EXCERPT -

↓

TT: What specific endeavours by your team of media and communications professionals have helped elevate Huawei’s standing as a top technology player on the global scale?

JT: One of Huawei’s core principles is to remain customer-centric, and if you’re in Corporate Communications, your main customers are the media.  My team tries to apply that philosophy to our engagement with journalists around the world. We give them information that provides context for their stories, so they in turn can help their audiences better understand not just Huawei, but the technological changes affecting the economy and the world.

One new thing we did last year was to start an influencer marketing function aimed at Key Opinion Leaders, or KOLs – bloggers and other people who may not be accredited journalists, but are nevertheless shaping conversations related to technology in general, and Huawei in particular.  We look for people who have substantial online followings, or who have a strong influence in specific areas such as cloud computing, safe cities, robotics, or fintech. Currently we have more than 100 KOLs. In 2016, they shared Huawei-related content that reached 39 million people.

TT: How is Huawei promoting its innovation and best practices particularly within South Asia and the MENA region?

JT: In the Middle East, Huawei manages more than 24 operators’ networks in more than 10 countries. We have three resource centers dedicated to Managed Services, and three training centers across the region. We partner with leading local organizations to create innovation centers in the UAE, Saudi Arabia, Kuwait, Bahrain and elsewhere. We also invest in local talent through our “Seeds for the Future” program. Partners in that program include leading universities such as King Fahd University of Petroleum and Minerals, UAE Higher Colleges of Technology, King Saud University, Kuwait University, Texas A&M University in Qatar, and the University of Bahrain. We also work with regulatory and other government authorities, and with organizations such as Aramco, UAE TRA, Saudi CITC, Oman TRA.

In South Asia, Huawei’s Lean GSM solution helped Telenor India in its digital transformation project. Among other things, we provided green solutions that reduced power consumption by nearly one-third and increased spectrum efficiency and network capacity by more than 30%. Telenor took that saved spectrum and used it to launch an affordable high-speed internet service to a mass market in India.  Last August, we set up a Global Services Center (GSC) in Bangalore with an investment of over US $20 million. And in partnership with Flex, a contract manufacturer, last fall we started manufacturing Smart Phones in India.


TT: What are your views on IoT for telecom operators, on its sustainability practices, and how should it be viewed by the general public in terms of its potential contributions to enhancing quality of life?

JT: IoT is a big contributor to sustainability. It’s already making a difference in agriculture by helping farmers in drought-stricken regions conserve water. In California, for example, some farmers are already using 20% less water to grow their crops because of IoT technology. This increases yields, while lowering costs. Smart power grids will use IoT sensors that help operators manage loads more efficiently and check meters remotely. Buildings will use less energy and emit less carbon. Huawei recently conducted a year-long pilot experiment in China where a four-story office building employed energy-control systems using IoT sensor technology. After just one year, the building had saved the equivalent of 165 tons of coal. Rolled out across China, such programs could reduce air pollution substantially. Manufacturing, public infrastructure, and many other areas will also benefit from the efficiencies created by the IoT.

↑

[Element box annotations]
↓

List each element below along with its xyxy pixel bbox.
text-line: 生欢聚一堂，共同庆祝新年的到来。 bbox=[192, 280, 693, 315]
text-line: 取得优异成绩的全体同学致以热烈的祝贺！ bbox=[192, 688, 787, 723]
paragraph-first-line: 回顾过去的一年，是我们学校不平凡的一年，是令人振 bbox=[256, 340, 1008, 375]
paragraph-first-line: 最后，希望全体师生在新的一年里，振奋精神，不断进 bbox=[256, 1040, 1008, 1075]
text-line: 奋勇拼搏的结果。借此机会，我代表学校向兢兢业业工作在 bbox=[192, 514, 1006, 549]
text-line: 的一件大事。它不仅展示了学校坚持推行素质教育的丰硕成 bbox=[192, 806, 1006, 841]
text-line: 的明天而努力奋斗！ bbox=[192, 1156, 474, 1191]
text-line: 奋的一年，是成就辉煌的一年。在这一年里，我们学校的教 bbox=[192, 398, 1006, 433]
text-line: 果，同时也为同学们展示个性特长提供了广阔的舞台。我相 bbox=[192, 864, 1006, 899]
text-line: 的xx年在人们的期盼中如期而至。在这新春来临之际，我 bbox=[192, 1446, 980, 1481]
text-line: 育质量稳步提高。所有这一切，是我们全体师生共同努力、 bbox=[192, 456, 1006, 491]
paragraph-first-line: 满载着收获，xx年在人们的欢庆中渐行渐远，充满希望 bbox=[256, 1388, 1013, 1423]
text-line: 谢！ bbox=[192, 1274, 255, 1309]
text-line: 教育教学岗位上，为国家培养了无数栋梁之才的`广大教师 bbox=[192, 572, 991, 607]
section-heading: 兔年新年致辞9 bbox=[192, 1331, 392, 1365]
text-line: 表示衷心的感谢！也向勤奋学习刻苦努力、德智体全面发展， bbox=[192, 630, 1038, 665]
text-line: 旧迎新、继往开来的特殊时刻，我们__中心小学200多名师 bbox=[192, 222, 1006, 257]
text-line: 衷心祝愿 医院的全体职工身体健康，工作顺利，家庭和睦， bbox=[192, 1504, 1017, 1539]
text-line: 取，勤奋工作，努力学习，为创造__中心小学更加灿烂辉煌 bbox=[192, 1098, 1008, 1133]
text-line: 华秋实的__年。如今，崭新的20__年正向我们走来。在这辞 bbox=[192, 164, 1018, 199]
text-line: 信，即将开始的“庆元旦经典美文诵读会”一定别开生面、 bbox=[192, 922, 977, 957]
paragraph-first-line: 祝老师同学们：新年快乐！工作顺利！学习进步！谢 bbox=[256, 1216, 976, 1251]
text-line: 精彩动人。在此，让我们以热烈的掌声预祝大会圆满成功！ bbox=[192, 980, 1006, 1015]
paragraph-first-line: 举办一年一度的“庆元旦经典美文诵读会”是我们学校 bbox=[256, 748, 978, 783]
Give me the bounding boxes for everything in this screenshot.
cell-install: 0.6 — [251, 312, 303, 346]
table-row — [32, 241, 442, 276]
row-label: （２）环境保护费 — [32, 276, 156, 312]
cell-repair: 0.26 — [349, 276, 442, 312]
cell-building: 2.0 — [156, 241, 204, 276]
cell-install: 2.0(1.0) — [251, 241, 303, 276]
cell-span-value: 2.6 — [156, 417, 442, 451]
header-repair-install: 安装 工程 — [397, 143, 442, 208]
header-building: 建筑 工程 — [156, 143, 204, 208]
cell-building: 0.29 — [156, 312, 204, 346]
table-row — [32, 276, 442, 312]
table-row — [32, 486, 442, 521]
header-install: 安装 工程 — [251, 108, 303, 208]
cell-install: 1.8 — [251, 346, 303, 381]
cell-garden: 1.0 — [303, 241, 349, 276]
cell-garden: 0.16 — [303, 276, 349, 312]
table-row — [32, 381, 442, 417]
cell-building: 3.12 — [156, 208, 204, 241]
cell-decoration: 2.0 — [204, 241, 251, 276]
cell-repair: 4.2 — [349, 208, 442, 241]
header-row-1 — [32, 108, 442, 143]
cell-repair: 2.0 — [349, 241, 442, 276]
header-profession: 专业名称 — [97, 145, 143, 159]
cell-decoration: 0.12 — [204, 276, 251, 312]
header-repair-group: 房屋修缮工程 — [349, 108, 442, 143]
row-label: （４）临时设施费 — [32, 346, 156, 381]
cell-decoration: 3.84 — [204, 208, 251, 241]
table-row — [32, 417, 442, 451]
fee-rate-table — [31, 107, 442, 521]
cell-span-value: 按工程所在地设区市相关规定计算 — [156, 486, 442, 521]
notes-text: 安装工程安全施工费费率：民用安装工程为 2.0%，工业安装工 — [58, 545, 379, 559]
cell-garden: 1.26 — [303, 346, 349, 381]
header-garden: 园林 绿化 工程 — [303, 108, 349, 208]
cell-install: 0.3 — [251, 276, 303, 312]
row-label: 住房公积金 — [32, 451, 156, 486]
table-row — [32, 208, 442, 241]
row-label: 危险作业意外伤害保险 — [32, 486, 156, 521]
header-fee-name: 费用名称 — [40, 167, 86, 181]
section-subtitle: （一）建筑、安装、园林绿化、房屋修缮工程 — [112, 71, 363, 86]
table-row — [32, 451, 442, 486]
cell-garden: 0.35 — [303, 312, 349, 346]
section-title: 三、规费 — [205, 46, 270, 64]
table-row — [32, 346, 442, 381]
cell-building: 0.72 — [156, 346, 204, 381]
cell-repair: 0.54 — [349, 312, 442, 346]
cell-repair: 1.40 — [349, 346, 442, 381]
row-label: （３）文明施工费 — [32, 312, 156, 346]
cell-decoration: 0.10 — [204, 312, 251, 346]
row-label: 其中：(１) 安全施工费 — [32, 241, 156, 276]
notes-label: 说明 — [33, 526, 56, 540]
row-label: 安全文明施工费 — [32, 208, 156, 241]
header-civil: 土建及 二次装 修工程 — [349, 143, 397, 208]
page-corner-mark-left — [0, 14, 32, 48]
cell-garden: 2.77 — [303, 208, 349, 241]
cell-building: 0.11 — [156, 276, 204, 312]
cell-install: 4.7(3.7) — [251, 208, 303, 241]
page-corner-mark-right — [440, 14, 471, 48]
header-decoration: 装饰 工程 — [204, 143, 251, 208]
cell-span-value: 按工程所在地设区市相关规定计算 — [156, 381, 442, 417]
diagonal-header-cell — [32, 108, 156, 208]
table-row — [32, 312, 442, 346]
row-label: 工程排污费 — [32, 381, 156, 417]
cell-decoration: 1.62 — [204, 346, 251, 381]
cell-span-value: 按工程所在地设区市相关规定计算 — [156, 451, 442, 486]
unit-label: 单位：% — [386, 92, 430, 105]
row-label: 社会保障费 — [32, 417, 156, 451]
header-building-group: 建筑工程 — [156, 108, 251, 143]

↑

WHAT TO DO -
Answer these questions from the Huawei interview:
1. How many Key Opinion Leaders does Huawei currently have?
2. How much did Huawei invest in setting up its Global Services Center in Bangalore?
3. After one year, how much coal had the four-story office building in China's pilot saved the equivalent of?

EXERCISE RESPONSE -
1. More than 100
2. Over US $20 million
3. 165 tons